■ **Instruction**
Return every line below as is, leaving out the pictures.

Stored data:
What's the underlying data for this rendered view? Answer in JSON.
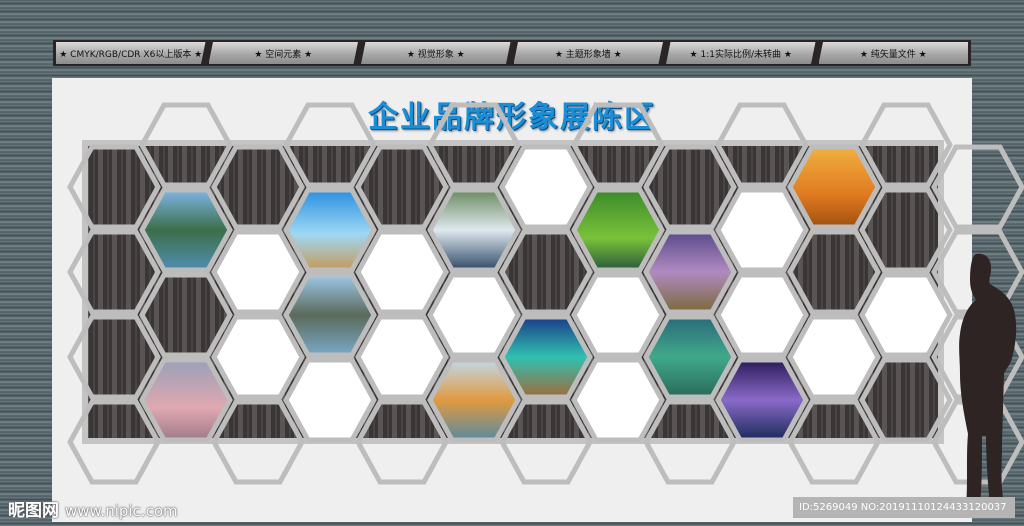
{
  "topbar": {
    "tabs": [
      "★ CMYK/RGB/CDR X6以上版本 ★",
      "★ 空间元素 ★",
      "★ 视觉形象 ★",
      "★ 主题形象墙 ★",
      "★ 1:1实际比例/未转曲 ★",
      "★ 纯矢量文件 ★"
    ]
  },
  "title": "企业品牌形象展陈区",
  "watermark": {
    "logo": "昵图网",
    "url": "www.nipic.com"
  },
  "id_text": "ID:5269049 NO:20191110124433120037",
  "colors": {
    "title": "#1a8fd8",
    "frame": "#bdbdbd",
    "wall": "#3d3838"
  }
}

■ **Exercise result**
What's the underlying data for this rendered view? Answer in JSON.
{
  "topbar": {
    "tabs": [
      "★ CMYK/RGB/CDR X6以上版本 ★",
      "★ 空间元素 ★",
      "★ 视觉形象 ★",
      "★ 主题形象墙 ★",
      "★ 1:1实际比例/未转曲 ★",
      "★ 纯矢量文件 ★"
    ]
  },
  "title": "企业品牌形象展陈区",
  "watermark": {
    "logo": "昵图网",
    "url": "www.nipic.com"
  },
  "id_text": "ID:5269049 NO:20191110124433120037",
  "colors": {
    "title": "#1a8fd8",
    "frame": "#bdbdbd",
    "wall": "#3d3838"
  }
}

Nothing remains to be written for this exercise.